* [Supplied passage]:
## Begin
God Who Delivers

Scripture

Matthew 27:45-46 (NIV)

From the sixth hour until the ninth hour darkness came over all the land. About the ninth hour Jesus cried out in a loud voice, “Eloi, Eloi, lama sabachthani?”—which means, “My God, my God, why have your forsaken me?”

Consider

When Jesus cried out in anguish from the cross, in what way did his Father respond? Or did he?

God’s answer to my prayer may not be in the form I want or expect. Jesus, the beloved Son of the Father, suffered and died on that cruel cross. God did not stop his death, but he delivered him from death by raising him three days later.

Mary stood watching her son die in agony. Loving her son, she may well have prayed that God would send angels to deliver him from his torment. Yet the cross was part of God’s bigger plan that Mary did not understand.

If God had stepped in and stopped Pontius Pilate from ordering the execution, or had miraculously rescued Jesus from the cross, there would be no Easter morning nor the promise of resurrection for you and me. Unlike Mary, Jesus understood God’s plan. In the garden before he was taken prisoner, Jesus prayed, “My Father, if it is possible, may this cup be taken from me. Yet not as I will, but as you will” (26:39).

Jesus’ prayer from the cross, in fact, was not that he be released from the cross but that the Father would not leave him to suffer alone. Jesus’ astonishing strength and courage throughout his trial and execution—indeed, throughout his entire earthly ministry—came from his unshakable union with the Father and his trust in divine sovereignty and the rightness of the Father’s plan for his life, as well as for his death.
## End
* [Information provided]:
## Begin
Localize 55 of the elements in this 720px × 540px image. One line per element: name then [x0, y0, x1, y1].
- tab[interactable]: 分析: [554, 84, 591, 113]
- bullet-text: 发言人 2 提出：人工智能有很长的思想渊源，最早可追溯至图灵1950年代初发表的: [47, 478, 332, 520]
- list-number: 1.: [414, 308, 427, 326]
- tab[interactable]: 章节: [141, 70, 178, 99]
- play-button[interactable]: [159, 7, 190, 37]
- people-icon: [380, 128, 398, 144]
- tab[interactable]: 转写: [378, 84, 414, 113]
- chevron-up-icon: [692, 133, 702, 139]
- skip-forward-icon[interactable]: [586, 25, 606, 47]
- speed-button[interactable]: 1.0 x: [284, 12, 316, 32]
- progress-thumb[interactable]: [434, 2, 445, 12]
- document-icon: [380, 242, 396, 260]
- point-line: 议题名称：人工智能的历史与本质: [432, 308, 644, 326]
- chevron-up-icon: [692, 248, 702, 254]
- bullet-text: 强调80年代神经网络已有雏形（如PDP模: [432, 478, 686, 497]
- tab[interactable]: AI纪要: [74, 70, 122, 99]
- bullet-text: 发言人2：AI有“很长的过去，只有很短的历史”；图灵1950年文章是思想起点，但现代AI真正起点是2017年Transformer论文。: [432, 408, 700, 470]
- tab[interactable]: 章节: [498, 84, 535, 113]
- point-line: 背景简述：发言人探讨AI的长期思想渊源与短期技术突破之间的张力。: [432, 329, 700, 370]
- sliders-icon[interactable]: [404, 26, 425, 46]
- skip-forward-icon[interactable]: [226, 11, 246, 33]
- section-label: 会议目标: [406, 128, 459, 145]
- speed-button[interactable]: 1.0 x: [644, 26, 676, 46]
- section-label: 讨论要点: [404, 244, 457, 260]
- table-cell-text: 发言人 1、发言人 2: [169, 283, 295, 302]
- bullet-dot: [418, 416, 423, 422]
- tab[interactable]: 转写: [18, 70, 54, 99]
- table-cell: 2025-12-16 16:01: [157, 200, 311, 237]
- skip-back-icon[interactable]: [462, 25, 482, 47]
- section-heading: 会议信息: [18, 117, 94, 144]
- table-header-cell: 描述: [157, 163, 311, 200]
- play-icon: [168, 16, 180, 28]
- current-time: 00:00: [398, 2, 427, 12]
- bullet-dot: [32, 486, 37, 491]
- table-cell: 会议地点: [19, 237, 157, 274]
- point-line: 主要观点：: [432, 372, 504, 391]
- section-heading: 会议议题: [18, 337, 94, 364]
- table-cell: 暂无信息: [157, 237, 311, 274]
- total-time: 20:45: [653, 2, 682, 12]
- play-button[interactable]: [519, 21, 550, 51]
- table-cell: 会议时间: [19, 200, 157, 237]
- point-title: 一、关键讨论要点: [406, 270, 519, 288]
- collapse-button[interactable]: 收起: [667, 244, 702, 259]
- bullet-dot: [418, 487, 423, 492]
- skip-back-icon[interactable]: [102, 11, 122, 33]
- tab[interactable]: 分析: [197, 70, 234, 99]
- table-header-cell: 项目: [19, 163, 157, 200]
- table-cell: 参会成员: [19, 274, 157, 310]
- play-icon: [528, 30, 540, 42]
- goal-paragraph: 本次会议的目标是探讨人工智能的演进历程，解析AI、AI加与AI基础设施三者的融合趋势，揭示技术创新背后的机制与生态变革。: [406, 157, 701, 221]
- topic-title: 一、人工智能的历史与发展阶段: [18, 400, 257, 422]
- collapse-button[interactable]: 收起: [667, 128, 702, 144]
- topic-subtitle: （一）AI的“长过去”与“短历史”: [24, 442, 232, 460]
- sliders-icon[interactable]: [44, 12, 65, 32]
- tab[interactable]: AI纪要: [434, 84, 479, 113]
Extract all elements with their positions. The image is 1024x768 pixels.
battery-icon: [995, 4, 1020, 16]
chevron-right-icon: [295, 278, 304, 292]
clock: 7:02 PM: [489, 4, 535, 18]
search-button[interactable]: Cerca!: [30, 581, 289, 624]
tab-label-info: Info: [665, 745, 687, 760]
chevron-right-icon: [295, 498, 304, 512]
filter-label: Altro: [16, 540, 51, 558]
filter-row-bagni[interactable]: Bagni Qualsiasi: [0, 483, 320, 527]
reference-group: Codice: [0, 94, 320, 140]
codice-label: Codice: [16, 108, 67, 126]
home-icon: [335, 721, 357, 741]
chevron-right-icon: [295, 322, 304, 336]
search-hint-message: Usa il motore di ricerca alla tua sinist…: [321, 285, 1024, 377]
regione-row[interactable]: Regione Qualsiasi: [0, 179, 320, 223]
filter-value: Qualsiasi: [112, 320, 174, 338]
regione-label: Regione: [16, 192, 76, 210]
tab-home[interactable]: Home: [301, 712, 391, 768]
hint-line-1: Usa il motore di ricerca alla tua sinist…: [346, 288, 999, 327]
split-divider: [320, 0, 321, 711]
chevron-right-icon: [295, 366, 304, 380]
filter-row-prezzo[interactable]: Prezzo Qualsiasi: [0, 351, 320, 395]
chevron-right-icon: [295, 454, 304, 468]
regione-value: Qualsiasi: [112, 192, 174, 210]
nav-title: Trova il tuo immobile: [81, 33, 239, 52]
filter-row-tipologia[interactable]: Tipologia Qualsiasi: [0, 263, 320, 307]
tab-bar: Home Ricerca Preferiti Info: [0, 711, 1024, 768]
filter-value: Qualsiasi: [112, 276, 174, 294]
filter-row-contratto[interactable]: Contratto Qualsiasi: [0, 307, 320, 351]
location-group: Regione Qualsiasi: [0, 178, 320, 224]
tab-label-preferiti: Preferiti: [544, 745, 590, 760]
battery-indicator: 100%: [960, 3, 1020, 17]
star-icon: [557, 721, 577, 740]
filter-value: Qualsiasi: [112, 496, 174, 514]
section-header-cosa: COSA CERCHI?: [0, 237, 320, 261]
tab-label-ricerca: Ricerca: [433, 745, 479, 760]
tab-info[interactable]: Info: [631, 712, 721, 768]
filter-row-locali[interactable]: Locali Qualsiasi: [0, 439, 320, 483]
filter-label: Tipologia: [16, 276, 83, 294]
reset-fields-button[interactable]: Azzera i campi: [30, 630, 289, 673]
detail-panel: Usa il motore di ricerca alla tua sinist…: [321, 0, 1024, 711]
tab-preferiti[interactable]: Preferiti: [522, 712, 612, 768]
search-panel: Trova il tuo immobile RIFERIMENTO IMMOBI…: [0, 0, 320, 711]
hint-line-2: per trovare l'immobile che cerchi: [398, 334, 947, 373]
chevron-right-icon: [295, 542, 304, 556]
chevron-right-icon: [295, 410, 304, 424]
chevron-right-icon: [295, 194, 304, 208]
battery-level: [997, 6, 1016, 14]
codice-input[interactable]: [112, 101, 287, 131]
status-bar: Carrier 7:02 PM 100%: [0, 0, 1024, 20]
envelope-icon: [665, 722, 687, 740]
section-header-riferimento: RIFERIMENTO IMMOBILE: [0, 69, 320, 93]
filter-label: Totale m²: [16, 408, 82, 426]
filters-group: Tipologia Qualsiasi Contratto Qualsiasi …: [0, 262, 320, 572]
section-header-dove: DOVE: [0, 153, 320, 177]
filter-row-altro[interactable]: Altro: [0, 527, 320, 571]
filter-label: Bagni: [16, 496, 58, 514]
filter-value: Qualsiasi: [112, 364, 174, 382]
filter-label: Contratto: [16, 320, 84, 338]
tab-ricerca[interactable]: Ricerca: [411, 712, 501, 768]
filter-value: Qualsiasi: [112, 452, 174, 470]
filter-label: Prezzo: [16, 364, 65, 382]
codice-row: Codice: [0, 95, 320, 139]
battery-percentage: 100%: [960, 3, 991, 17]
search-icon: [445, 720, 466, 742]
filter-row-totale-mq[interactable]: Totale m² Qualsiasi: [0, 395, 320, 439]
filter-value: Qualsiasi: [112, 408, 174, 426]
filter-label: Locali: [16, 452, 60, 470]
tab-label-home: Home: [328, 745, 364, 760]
## End
* [Written instruction]: Return the full "God Who Delivers" devotional word for word. This listing was taken from a different source than the devotional passage.

* [Task response]:
God Who Delivers

Scripture

Matthew 27:45-46 (NIV)

From the sixth hour until the ninth hour darkness came over all the land. About the ninth hour Jesus cried out in a loud voice, “Eloi, Eloi, lama sabachthani?”—which means, “My God, my God, why have your forsaken me?”

Consider

When Jesus cried out in anguish from the cross, in what way did his Father respond? Or did he?

God’s answer to my prayer may not be in the form I want or expect. Jesus, the beloved Son of the Father, suffered and died on that cruel cross. God did not stop his death, but he delivered him from death by raising him three days later.

Mary stood watching her son die in agony. Loving her son, she may well have prayed that God would send angels to deliver him from his torment. Yet the cross was part of God’s bigger plan that Mary did not understand.

If God had stepped in and stopped Pontius Pilate from ordering the execution, or had miraculously rescued Jesus from the cross, there would be no Easter morning nor the promise of resurrection for you and me. Unlike Mary, Jesus understood God’s plan. In the garden before he was taken prisoner, Jesus prayed, “My Father, if it is possible, may this cup be taken from me. Yet not as I will, but as you will” (26:39).

Jesus’ prayer from the cross, in fact, was not that he be released from the cross but that the Father would not leave him to suffer alone. Jesus’ astonishing strength and courage throughout his trial and execution—indeed, throughout his entire earthly ministry—came from his unshakable union with the Father and his trust in divine sovereignty and the rightness of the Father’s plan for his life, as well as for his death.